What the task requires: Repeat all of the material below exactly as written, images excluded.

Data entries:

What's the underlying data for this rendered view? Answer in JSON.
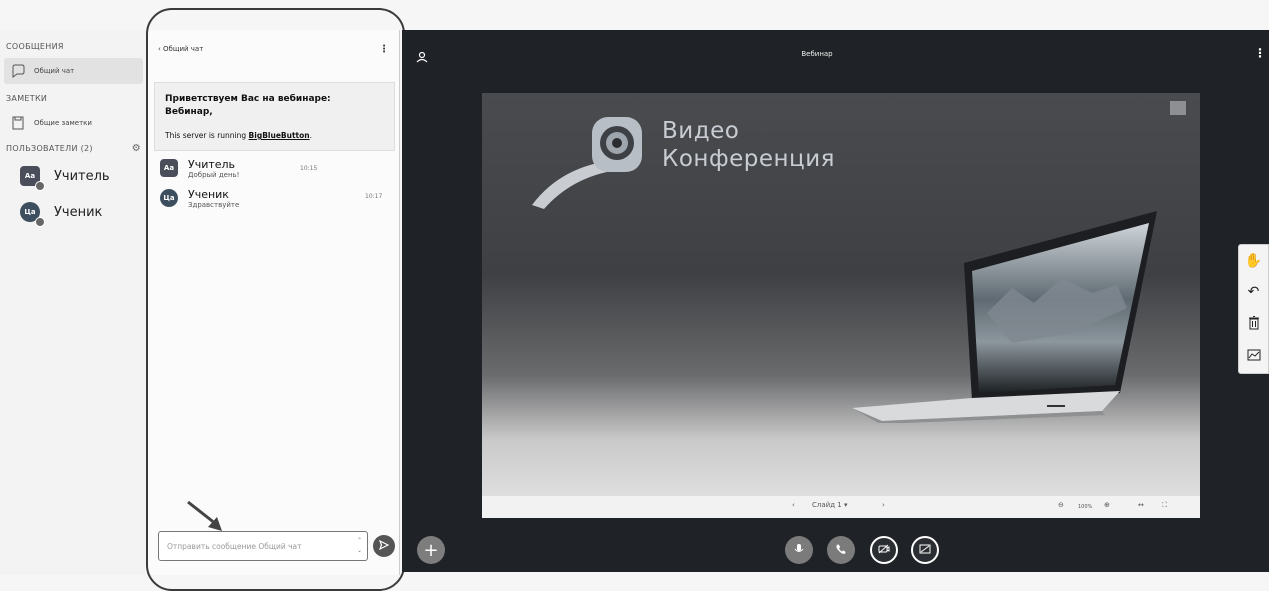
{
  "sidebar": {
    "messages_title": "СООБЩЕНИЯ",
    "public_chat_label": "Общий чат",
    "notes_title": "ЗАМЕТКИ",
    "shared_notes_label": "Общие заметки",
    "users_title": "ПОЛЬЗОВАТЕЛИ (2)",
    "users": [
      {
        "initials": "Аа",
        "name": "Учитель",
        "avatar": "square"
      },
      {
        "initials": "Ца",
        "name": "Ученик",
        "avatar": "round"
      }
    ]
  },
  "chat": {
    "back_label": "Общий чат",
    "welcome_line1": "Приветствуем Вас на вебинаре:",
    "welcome_line2": "Вебинар,",
    "server_prefix": "This server is running ",
    "server_link": "BigBlueButton",
    "server_suffix": ".",
    "messages": [
      {
        "initials": "Аа",
        "name": "Учитель",
        "text": "Добрый день!",
        "time": "10:15"
      },
      {
        "initials": "Ца",
        "name": "Ученик",
        "text": "Здравствуйте",
        "time": "10:17"
      }
    ],
    "input_placeholder": "Отправить сообщение Общий чат"
  },
  "stage": {
    "title": "Вебинар",
    "logo_line1": "Видео",
    "logo_line2": "Конференция",
    "slide_label": "Слайд 1",
    "zoom": "100%"
  },
  "colors": {
    "stage_bg": "#1f2226",
    "chat_bg": "#fbfbfb",
    "sidebar_bg": "#f3f3f3"
  }
}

Answer:
What's the underlying data for this rendered view? Answer in JSON.
{
  "sidebar": {
    "messages_title": "СООБЩЕНИЯ",
    "public_chat_label": "Общий чат",
    "notes_title": "ЗАМЕТКИ",
    "shared_notes_label": "Общие заметки",
    "users_title": "ПОЛЬЗОВАТЕЛИ (2)",
    "users": [
      {
        "initials": "Аа",
        "name": "Учитель",
        "avatar": "square"
      },
      {
        "initials": "Ца",
        "name": "Ученик",
        "avatar": "round"
      }
    ]
  },
  "chat": {
    "back_label": "Общий чат",
    "welcome_line1": "Приветствуем Вас на вебинаре:",
    "welcome_line2": "Вебинар,",
    "server_prefix": "This server is running ",
    "server_link": "BigBlueButton",
    "server_suffix": ".",
    "messages": [
      {
        "initials": "Аа",
        "name": "Учитель",
        "text": "Добрый день!",
        "time": "10:15"
      },
      {
        "initials": "Ца",
        "name": "Ученик",
        "text": "Здравствуйте",
        "time": "10:17"
      }
    ],
    "input_placeholder": "Отправить сообщение Общий чат"
  },
  "stage": {
    "title": "Вебинар",
    "logo_line1": "Видео",
    "logo_line2": "Конференция",
    "slide_label": "Слайд 1",
    "zoom": "100%"
  },
  "colors": {
    "stage_bg": "#1f2226",
    "chat_bg": "#fbfbfb",
    "sidebar_bg": "#f3f3f3"
  }
}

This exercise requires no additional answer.